**Given problem**
Look below and pull out each line with the word "Editing".

**Records shown**
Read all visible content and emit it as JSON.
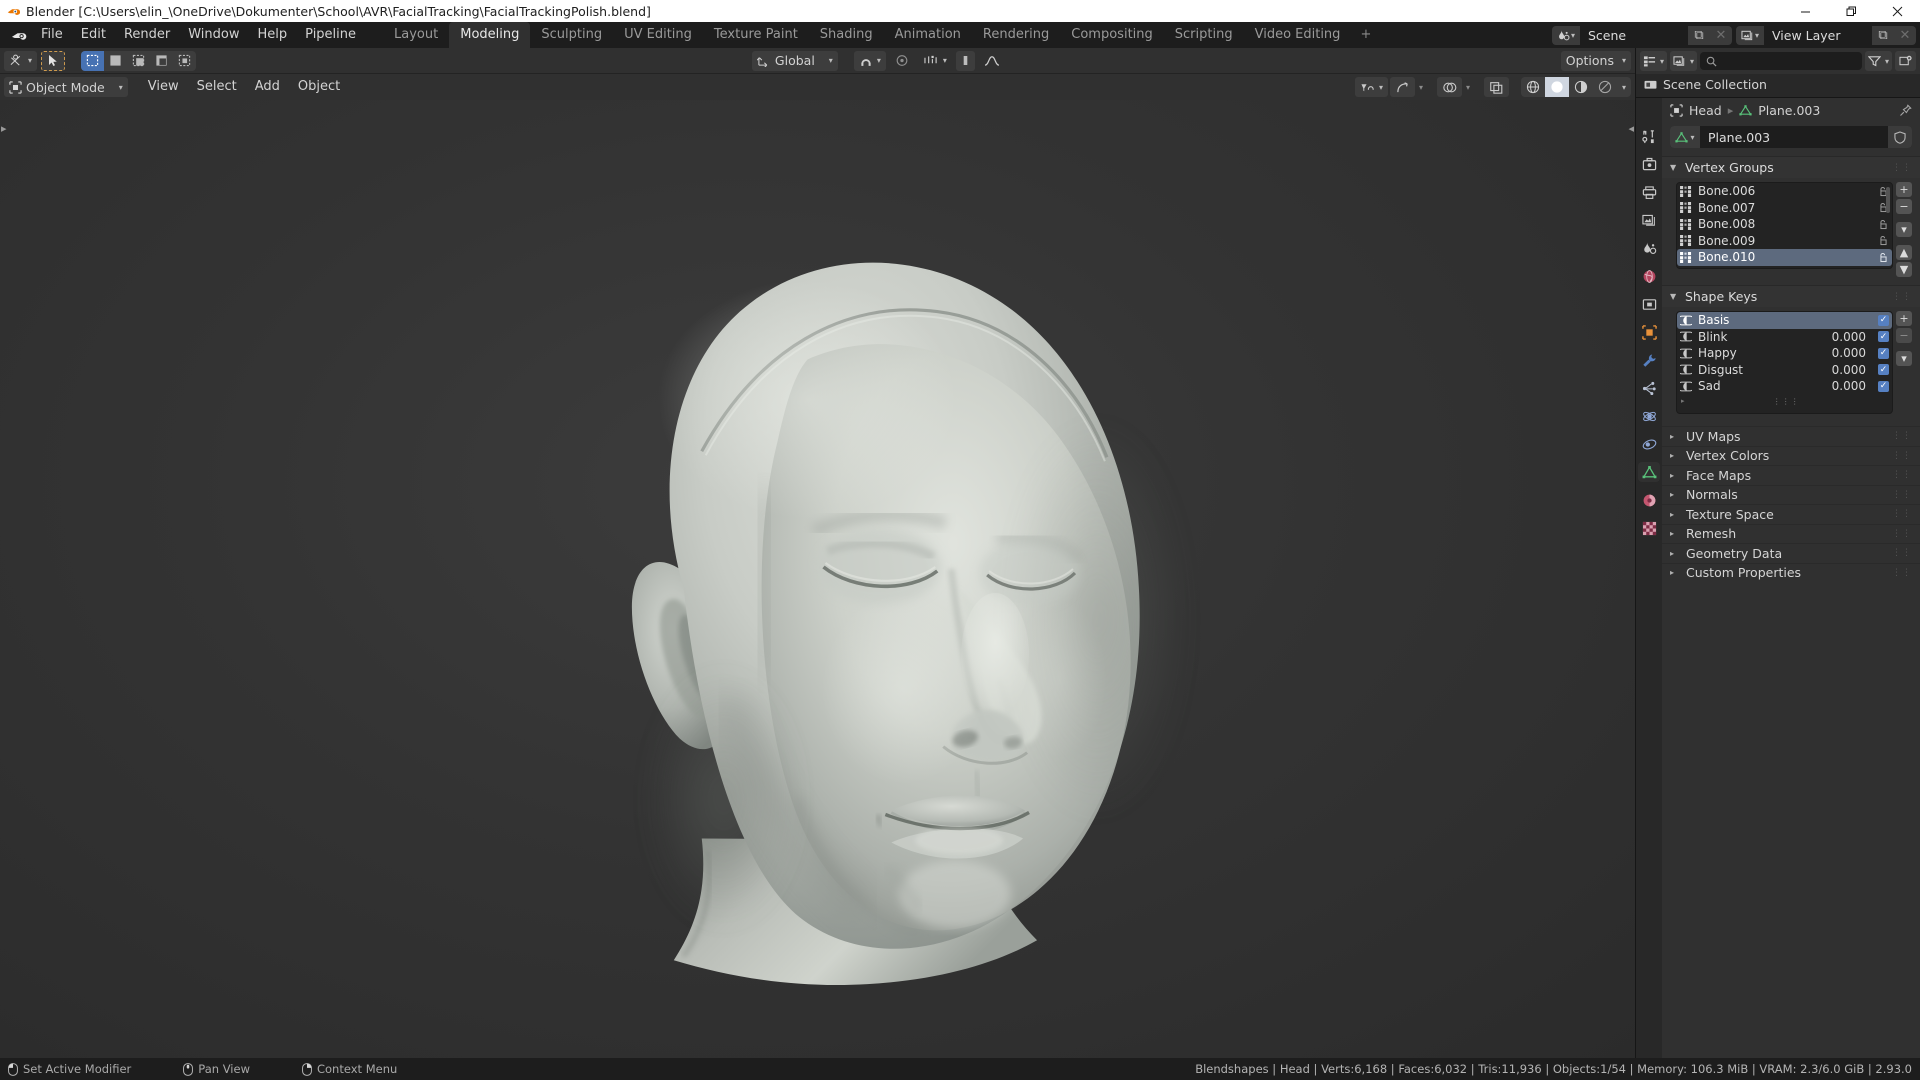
{
  "window": {
    "title": "Blender [C:\\Users\\elin_\\OneDrive\\Dokumenter\\School\\AVR\\FacialTracking\\FacialTrackingPolish.blend]",
    "minimize_label": "—",
    "maximize_label": "❐",
    "close_label": "✕"
  },
  "topbar": {
    "menus": [
      "File",
      "Edit",
      "Render",
      "Window",
      "Help",
      "Pipeline"
    ],
    "workspaces": [
      {
        "label": "Layout",
        "active": false
      },
      {
        "label": "Modeling",
        "active": true
      },
      {
        "label": "Sculpting",
        "active": false
      },
      {
        "label": "UV Editing",
        "active": false
      },
      {
        "label": "Texture Paint",
        "active": false
      },
      {
        "label": "Shading",
        "active": false
      },
      {
        "label": "Animation",
        "active": false
      },
      {
        "label": "Rendering",
        "active": false
      },
      {
        "label": "Compositing",
        "active": false
      },
      {
        "label": "Scripting",
        "active": false
      },
      {
        "label": "Video Editing",
        "active": false
      },
      {
        "label": "+",
        "active": false
      }
    ],
    "scene": {
      "name": "Scene",
      "new_label": "⧉",
      "unlink_label": "✕"
    },
    "view_layer": {
      "name": "View Layer",
      "new_label": "⧉",
      "unlink_label": "✕"
    }
  },
  "viewport": {
    "tool_header": {
      "transform_orientation": "Global",
      "options_label": "Options"
    },
    "header": {
      "mode": "Object Mode",
      "menus": [
        "View",
        "Select",
        "Add",
        "Object"
      ]
    },
    "object_name": "Head"
  },
  "outliner": {
    "search_placeholder": "",
    "root": "Scene Collection"
  },
  "properties": {
    "breadcrumb": [
      "Head",
      "Plane.003"
    ],
    "datablock_name": "Plane.003",
    "vertex_groups": {
      "title": "Vertex Groups",
      "items": [
        {
          "name": "Bone.006",
          "selected": false
        },
        {
          "name": "Bone.007",
          "selected": false
        },
        {
          "name": "Bone.008",
          "selected": false
        },
        {
          "name": "Bone.009",
          "selected": false
        },
        {
          "name": "Bone.010",
          "selected": true
        }
      ],
      "add_label": "+",
      "remove_label": "−"
    },
    "shape_keys": {
      "title": "Shape Keys",
      "items": [
        {
          "name": "Basis",
          "value": "",
          "enabled": true,
          "selected": true
        },
        {
          "name": "Blink",
          "value": "0.000",
          "enabled": true,
          "selected": false
        },
        {
          "name": "Happy",
          "value": "0.000",
          "enabled": true,
          "selected": false
        },
        {
          "name": "Disgust",
          "value": "0.000",
          "enabled": true,
          "selected": false
        },
        {
          "name": "Sad",
          "value": "0.000",
          "enabled": true,
          "selected": false
        }
      ],
      "add_label": "+",
      "remove_label": "−"
    },
    "collapsed_panels": [
      "UV Maps",
      "Vertex Colors",
      "Face Maps",
      "Normals",
      "Texture Space",
      "Remesh",
      "Geometry Data",
      "Custom Properties"
    ]
  },
  "statusbar": {
    "hints": [
      {
        "label": "Set Active Modifier",
        "button": "left"
      },
      {
        "label": "Pan View",
        "button": "middle"
      },
      {
        "label": "Context Menu",
        "button": "right"
      }
    ],
    "stats": "Blendshapes | Head | Verts:6,168 | Faces:6,032 | Tris:11,936 | Objects:1/54 | Memory: 106.3 MiB | VRAM: 2.3/6.0 GiB | 2.93.0"
  },
  "colors": {
    "accent_blue": "#4772b3",
    "select_orange": "#e8913a",
    "mesh_green": "#59c17a",
    "panel_bg": "#303030",
    "editor_bg": "#282828"
  }
}
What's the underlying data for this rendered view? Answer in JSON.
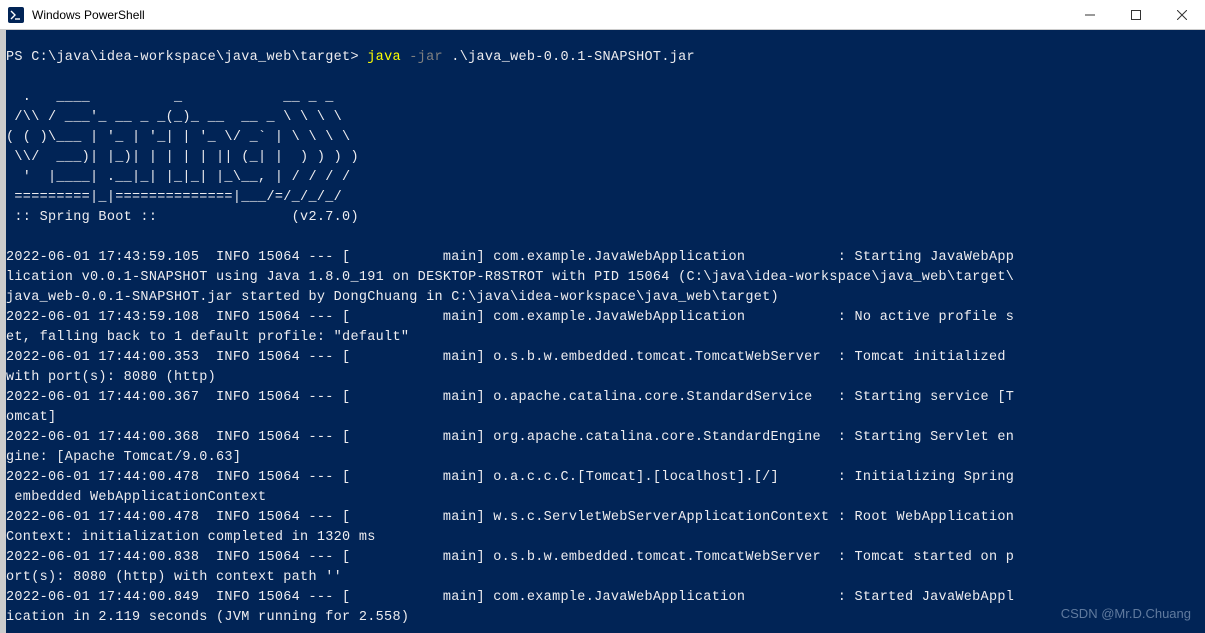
{
  "window": {
    "title": "Windows PowerShell"
  },
  "prompt": {
    "ps": "PS C:\\java\\idea-workspace\\java_web\\target> ",
    "cmd_java": "java",
    "cmd_jar": " -jar",
    "cmd_arg": " .\\java_web-0.0.1-SNAPSHOT.jar"
  },
  "ascii": {
    "l1": "  .   ____          _            __ _ _",
    "l2": " /\\\\ / ___'_ __ _ _(_)_ __  __ _ \\ \\ \\ \\",
    "l3": "( ( )\\___ | '_ | '_| | '_ \\/ _` | \\ \\ \\ \\",
    "l4": " \\\\/  ___)| |_)| | | | | || (_| |  ) ) ) )",
    "l5": "  '  |____| .__|_| |_|_| |_\\__, | / / / /",
    "l6": " =========|_|==============|___/=/_/_/_/",
    "l7": " :: Spring Boot ::                (v2.7.0)"
  },
  "log": {
    "l1": "2022-06-01 17:43:59.105  INFO 15064 --- [           main] com.example.JavaWebApplication           : Starting JavaWebApp",
    "l2": "lication v0.0.1-SNAPSHOT using Java 1.8.0_191 on DESKTOP-R8STROT with PID 15064 (C:\\java\\idea-workspace\\java_web\\target\\",
    "l3": "java_web-0.0.1-SNAPSHOT.jar started by DongChuang in C:\\java\\idea-workspace\\java_web\\target)",
    "l4": "2022-06-01 17:43:59.108  INFO 15064 --- [           main] com.example.JavaWebApplication           : No active profile s",
    "l5": "et, falling back to 1 default profile: \"default\"",
    "l6": "2022-06-01 17:44:00.353  INFO 15064 --- [           main] o.s.b.w.embedded.tomcat.TomcatWebServer  : Tomcat initialized ",
    "l7": "with port(s): 8080 (http)",
    "l8": "2022-06-01 17:44:00.367  INFO 15064 --- [           main] o.apache.catalina.core.StandardService   : Starting service [T",
    "l9": "omcat]",
    "l10": "2022-06-01 17:44:00.368  INFO 15064 --- [           main] org.apache.catalina.core.StandardEngine  : Starting Servlet en",
    "l11": "gine: [Apache Tomcat/9.0.63]",
    "l12": "2022-06-01 17:44:00.478  INFO 15064 --- [           main] o.a.c.c.C.[Tomcat].[localhost].[/]       : Initializing Spring",
    "l13": " embedded WebApplicationContext",
    "l14": "2022-06-01 17:44:00.478  INFO 15064 --- [           main] w.s.c.ServletWebServerApplicationContext : Root WebApplication",
    "l15": "Context: initialization completed in 1320 ms",
    "l16": "2022-06-01 17:44:00.838  INFO 15064 --- [           main] o.s.b.w.embedded.tomcat.TomcatWebServer  : Tomcat started on p",
    "l17": "ort(s): 8080 (http) with context path ''",
    "l18": "2022-06-01 17:44:00.849  INFO 15064 --- [           main] com.example.JavaWebApplication           : Started JavaWebAppl",
    "l19": "ication in 2.119 seconds (JVM running for 2.558)"
  },
  "watermark": "CSDN @Mr.D.Chuang"
}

**The output**
        "label": "UV Editing",
        "label": "Video Editing",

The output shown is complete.